> [Required task]:
Where a line holds the word "enclosed", copy that line.

> [Input data]:
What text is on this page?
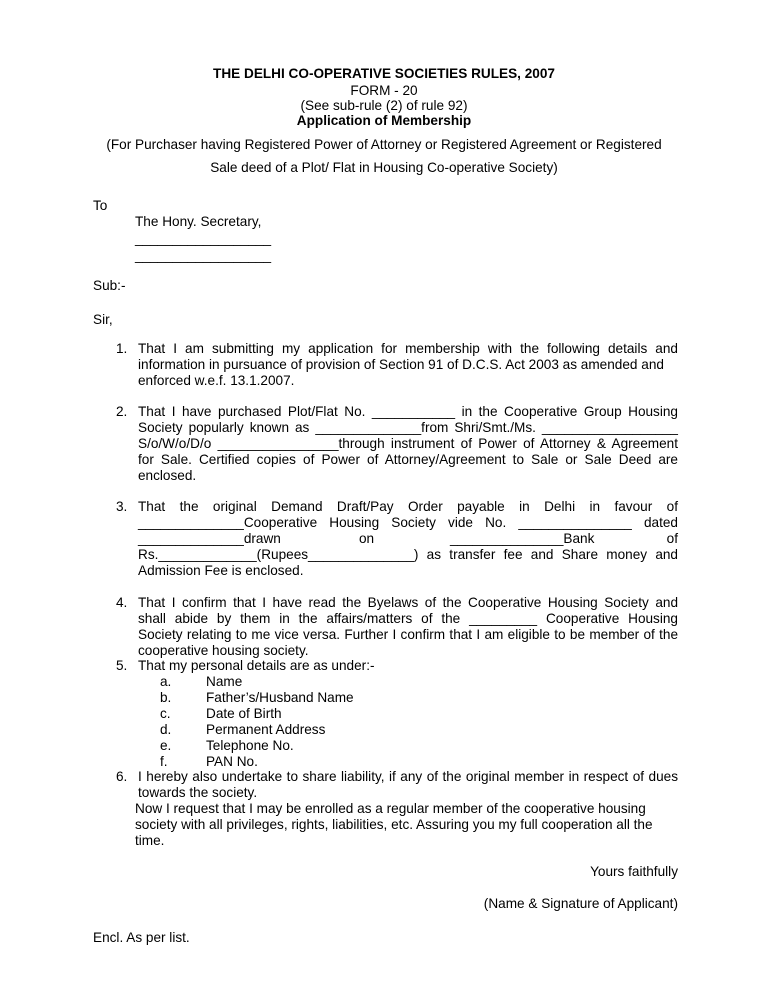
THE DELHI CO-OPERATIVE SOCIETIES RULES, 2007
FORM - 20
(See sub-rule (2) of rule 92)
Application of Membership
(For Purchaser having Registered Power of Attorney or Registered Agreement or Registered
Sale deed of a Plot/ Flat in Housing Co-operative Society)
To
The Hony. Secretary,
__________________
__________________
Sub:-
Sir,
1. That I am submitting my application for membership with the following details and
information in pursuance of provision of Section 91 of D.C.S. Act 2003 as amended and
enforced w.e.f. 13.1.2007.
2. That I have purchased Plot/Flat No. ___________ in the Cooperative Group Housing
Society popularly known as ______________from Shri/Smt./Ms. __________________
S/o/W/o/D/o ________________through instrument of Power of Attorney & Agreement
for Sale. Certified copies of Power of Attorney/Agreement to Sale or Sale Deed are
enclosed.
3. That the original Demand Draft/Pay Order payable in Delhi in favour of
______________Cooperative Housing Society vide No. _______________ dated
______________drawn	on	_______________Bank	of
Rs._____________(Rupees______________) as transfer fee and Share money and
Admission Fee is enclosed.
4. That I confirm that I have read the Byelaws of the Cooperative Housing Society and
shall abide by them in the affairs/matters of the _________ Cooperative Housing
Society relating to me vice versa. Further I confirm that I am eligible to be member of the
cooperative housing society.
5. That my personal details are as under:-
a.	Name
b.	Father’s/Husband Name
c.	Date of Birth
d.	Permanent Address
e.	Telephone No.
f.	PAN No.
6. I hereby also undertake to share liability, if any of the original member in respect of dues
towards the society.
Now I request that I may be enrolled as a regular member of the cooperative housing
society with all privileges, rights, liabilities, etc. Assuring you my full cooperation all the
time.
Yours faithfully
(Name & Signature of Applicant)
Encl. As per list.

--

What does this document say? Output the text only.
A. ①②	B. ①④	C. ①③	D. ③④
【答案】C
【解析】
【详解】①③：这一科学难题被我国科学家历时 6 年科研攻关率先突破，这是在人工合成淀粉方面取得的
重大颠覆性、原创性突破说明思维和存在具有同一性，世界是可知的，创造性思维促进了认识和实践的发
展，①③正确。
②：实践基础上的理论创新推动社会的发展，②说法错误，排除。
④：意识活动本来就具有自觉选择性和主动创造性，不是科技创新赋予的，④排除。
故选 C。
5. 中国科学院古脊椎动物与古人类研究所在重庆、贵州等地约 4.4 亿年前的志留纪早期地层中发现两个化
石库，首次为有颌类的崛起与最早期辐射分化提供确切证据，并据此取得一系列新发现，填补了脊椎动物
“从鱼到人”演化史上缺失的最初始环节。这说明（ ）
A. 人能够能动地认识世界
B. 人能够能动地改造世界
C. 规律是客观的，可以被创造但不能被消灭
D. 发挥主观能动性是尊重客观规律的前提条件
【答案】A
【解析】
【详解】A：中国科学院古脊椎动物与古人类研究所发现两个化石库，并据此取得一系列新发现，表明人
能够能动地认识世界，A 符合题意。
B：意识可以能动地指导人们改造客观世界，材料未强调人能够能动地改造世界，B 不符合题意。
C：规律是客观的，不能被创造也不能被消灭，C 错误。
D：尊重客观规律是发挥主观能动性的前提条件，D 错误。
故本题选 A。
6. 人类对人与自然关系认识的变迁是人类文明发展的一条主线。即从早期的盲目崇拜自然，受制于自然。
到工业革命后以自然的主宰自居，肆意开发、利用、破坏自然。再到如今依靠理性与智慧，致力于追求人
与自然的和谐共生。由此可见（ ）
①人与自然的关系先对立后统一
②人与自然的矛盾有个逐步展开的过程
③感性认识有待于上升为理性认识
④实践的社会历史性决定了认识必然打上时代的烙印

> [Task response]:
enclosed.
Admission Fee is enclosed.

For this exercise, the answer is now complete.